-- Start --
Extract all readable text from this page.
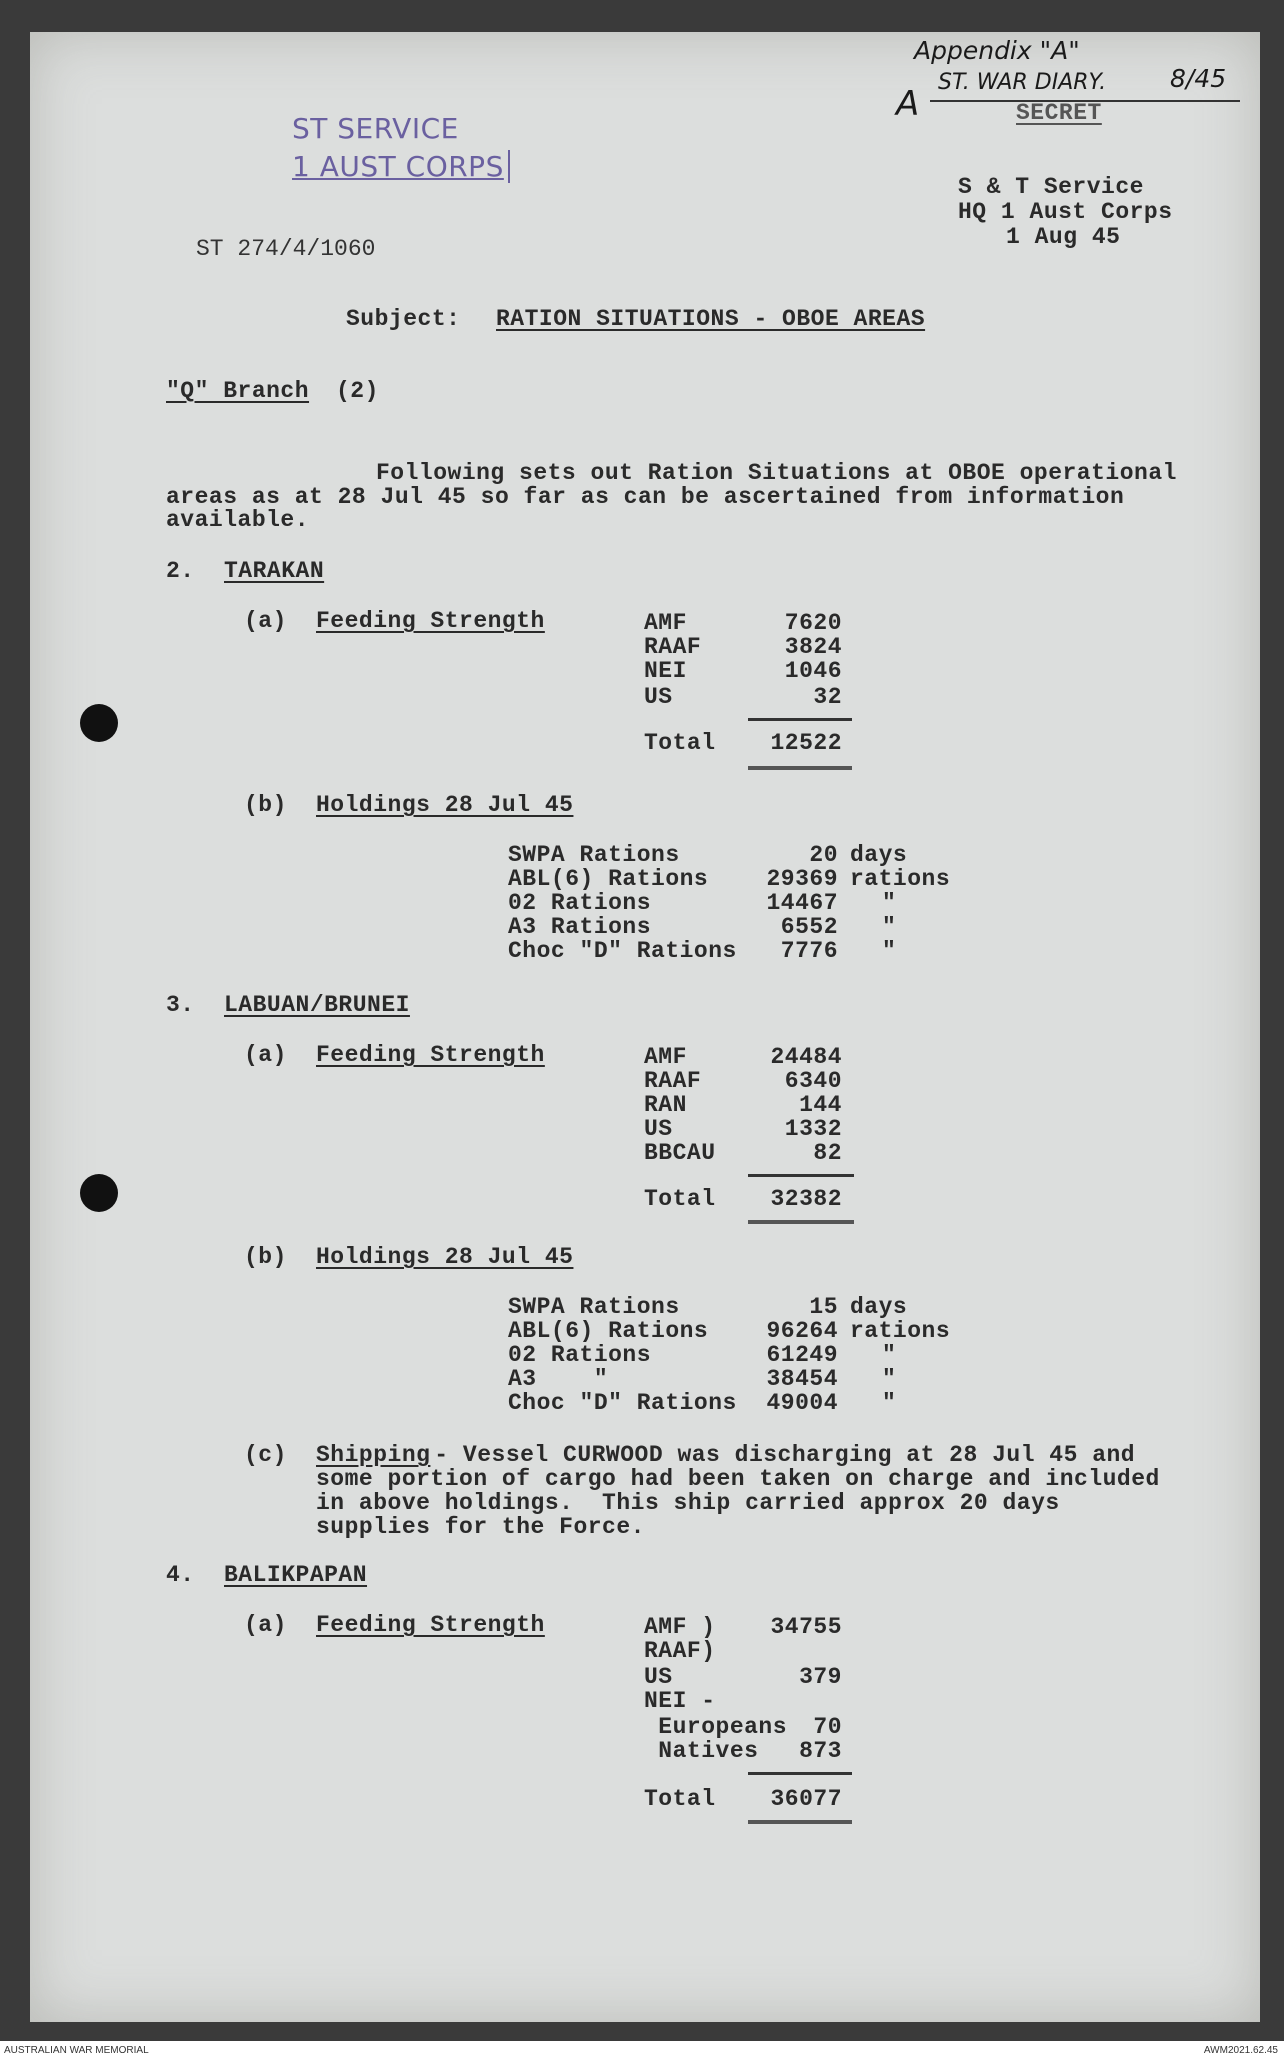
Appendix "A"
ST. WAR DIARY.	8/45
A	SECRET
ST SERVICE
1 AUST CORPS
S & T Service
HQ 1 Aust Corps
1 Aug 45
ST 274/4/1060
Subject: RATION SITUATIONS - OBOE AREAS
"Q" Branch (2)
Following sets out Ration Situations at OBOE operational
areas as at 28 Jul 45 so far as can be ascertained from information
available.
2. TARAKAN
(a) Feeding Strength	AMF	7620
RAAF	3824
NEI	1046
US	32
Total	12522
(b) Holdings 28 Jul 45
SWPA Rations	20 days
ABL(6) Rations	29369 rations
02 Rations	14467 "
A3 Rations	6552 "
Choc "D" Rations	7776 "
3. LABUAN/BRUNEI
(a) Feeding Strength	AMF	24484
RAAF	6340
RAN	144
US	1332
BBCAU	82
Total	32382
(b) Holdings 28 Jul 45
SWPA Rations	15 days
ABL(6) Rations	96264 rations
02 Rations	61249 "
A3    "	38454 "
Choc "D" Rations	49004 "
(c) Shipping
- Vessel CURWOOD was discharging at 28 Jul 45 and
some portion of cargo had been taken on charge and included
in above holdings.  This ship carried approx 20 days
supplies for the Force.
4. BALIKPAPAN
(a) Feeding Strength	AMF )	34755
RAAF)
US	379
NEI -
Europeans	70
Natives	873
Total	36077
AUSTRALIAN WAR MEMORIAL	AWM2021.62.45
-- End --
Make an exact reproduction of the listing above, without any pictures.

• _ANSWER FOR THIS EXERCISE_:
Extract all readable text from this page.
Appendix "A"
ST. WAR DIARY.	8/45
A	SECRET
ST SERVICE
1 AUST CORPS
S & T Service
HQ 1 Aust Corps
1 Aug 45
ST 274/4/1060
Subject: RATION SITUATIONS - OBOE AREAS
"Q" Branch (2)
Following sets out Ration Situations at OBOE operational
areas as at 28 Jul 45 so far as can be ascertained from information
available.
2. TARAKAN
(a) Feeding Strength	AMF	7620
RAAF	3824
NEI	1046
US	32
Total	12522
(b) Holdings 28 Jul 45
SWPA Rations	20 days
ABL(6) Rations	29369 rations
02 Rations	14467 "
A3 Rations	6552 "
Choc "D" Rations	7776 "
3. LABUAN/BRUNEI
(a) Feeding Strength	AMF	24484
RAAF	6340
RAN	144
US	1332
BBCAU	82
Total	32382
(b) Holdings 28 Jul 45
SWPA Rations	15 days
ABL(6) Rations	96264 rations
02 Rations	61249 "
A3    "	38454 "
Choc "D" Rations	49004 "
(c) Shipping
- Vessel CURWOOD was discharging at 28 Jul 45 and
some portion of cargo had been taken on charge and included
in above holdings.  This ship carried approx 20 days
supplies for the Force.
4. BALIKPAPAN
(a) Feeding Strength	AMF )	34755
RAAF)
US	379
NEI -
Europeans	70
Natives	873
Total	36077
AUSTRALIAN WAR MEMORIAL	AWM2021.62.45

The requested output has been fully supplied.